Entries with figure data:
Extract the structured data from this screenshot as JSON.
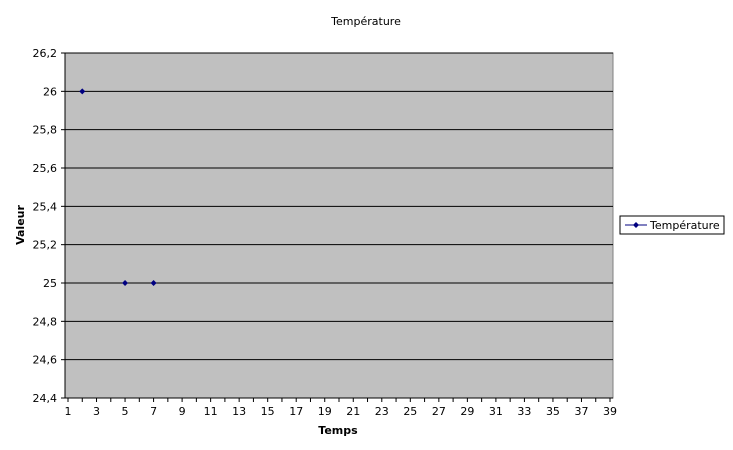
{
  "chart_data": {
    "type": "scatter",
    "title": "Température",
    "xlabel": "Temps",
    "ylabel": "Valeur",
    "xlim": [
      1,
      39
    ],
    "ylim": [
      24.4,
      26.2
    ],
    "x_ticks": [
      "1",
      "3",
      "5",
      "7",
      "9",
      "11",
      "13",
      "15",
      "17",
      "19",
      "21",
      "23",
      "25",
      "27",
      "29",
      "31",
      "33",
      "35",
      "37",
      "39"
    ],
    "y_ticks": [
      "24,4",
      "24,6",
      "24,8",
      "25",
      "25,2",
      "25,4",
      "25,6",
      "25,8",
      "26",
      "26,2"
    ],
    "grid": "horizontal",
    "legend": "right",
    "series": [
      {
        "name": "Température",
        "color": "#000080",
        "marker": "diamond",
        "points": [
          {
            "x": 2,
            "y": 26
          },
          {
            "x": 5,
            "y": 25
          },
          {
            "x": 7,
            "y": 25
          }
        ]
      }
    ],
    "plot_background": "#c0c0c0"
  }
}
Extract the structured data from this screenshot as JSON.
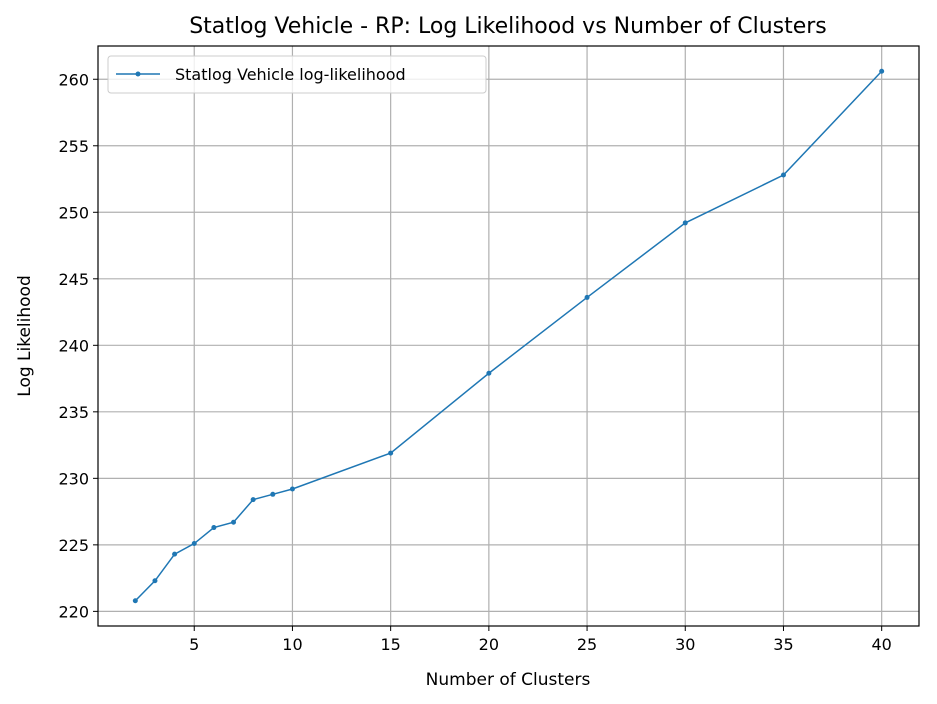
{
  "chart_data": {
    "type": "line",
    "title": "Statlog Vehicle - RP: Log Likelihood vs Number of Clusters",
    "xlabel": "Number of Clusters",
    "ylabel": "Log Likelihood",
    "xlim": [
      0.1,
      41.9
    ],
    "ylim": [
      218.9,
      262.5
    ],
    "xticks": [
      5,
      10,
      15,
      20,
      25,
      30,
      35,
      40
    ],
    "yticks": [
      220,
      225,
      230,
      235,
      240,
      245,
      250,
      255,
      260
    ],
    "grid": true,
    "legend_position": "top-left",
    "series": [
      {
        "name": "Statlog Vehicle log-likelihood",
        "color": "#1f77b4",
        "x": [
          2,
          3,
          4,
          5,
          6,
          7,
          8,
          9,
          10,
          15,
          20,
          25,
          30,
          35,
          40
        ],
        "y": [
          220.8,
          222.3,
          224.3,
          225.1,
          226.3,
          226.7,
          228.4,
          228.8,
          229.2,
          231.9,
          237.9,
          243.6,
          249.2,
          252.8,
          260.6
        ]
      }
    ]
  }
}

**WHAT IS NEEDED:**
Copy all the lines of data exactly as they appear, dropping any images.

**EXERCISE RESPONSE:**
Extract the structured data from this screenshot as JSON.
{
  "chart_data": {
    "type": "scatter",
    "title": "Température",
    "xlabel": "Temps",
    "ylabel": "Valeur",
    "xlim": [
      1,
      39
    ],
    "ylim": [
      24.4,
      26.2
    ],
    "x_ticks": [
      "1",
      "3",
      "5",
      "7",
      "9",
      "11",
      "13",
      "15",
      "17",
      "19",
      "21",
      "23",
      "25",
      "27",
      "29",
      "31",
      "33",
      "35",
      "37",
      "39"
    ],
    "y_ticks": [
      "24,4",
      "24,6",
      "24,8",
      "25",
      "25,2",
      "25,4",
      "25,6",
      "25,8",
      "26",
      "26,2"
    ],
    "grid": "horizontal",
    "legend": "right",
    "series": [
      {
        "name": "Température",
        "color": "#000080",
        "marker": "diamond",
        "points": [
          {
            "x": 2,
            "y": 26
          },
          {
            "x": 5,
            "y": 25
          },
          {
            "x": 7,
            "y": 25
          }
        ]
      }
    ],
    "plot_background": "#c0c0c0"
  }
}
Extract the structured data from this screenshot as JSON.
{
  "chart_data": {
    "type": "line",
    "title": "Statlog Vehicle - RP: Log Likelihood vs Number of Clusters",
    "xlabel": "Number of Clusters",
    "ylabel": "Log Likelihood",
    "xlim": [
      0.1,
      41.9
    ],
    "ylim": [
      218.9,
      262.5
    ],
    "xticks": [
      5,
      10,
      15,
      20,
      25,
      30,
      35,
      40
    ],
    "yticks": [
      220,
      225,
      230,
      235,
      240,
      245,
      250,
      255,
      260
    ],
    "grid": true,
    "legend_position": "top-left",
    "series": [
      {
        "name": "Statlog Vehicle log-likelihood",
        "color": "#1f77b4",
        "x": [
          2,
          3,
          4,
          5,
          6,
          7,
          8,
          9,
          10,
          15,
          20,
          25,
          30,
          35,
          40
        ],
        "y": [
          220.8,
          222.3,
          224.3,
          225.1,
          226.3,
          226.7,
          228.4,
          228.8,
          229.2,
          231.9,
          237.9,
          243.6,
          249.2,
          252.8,
          260.6
        ]
      }
    ]
  }
}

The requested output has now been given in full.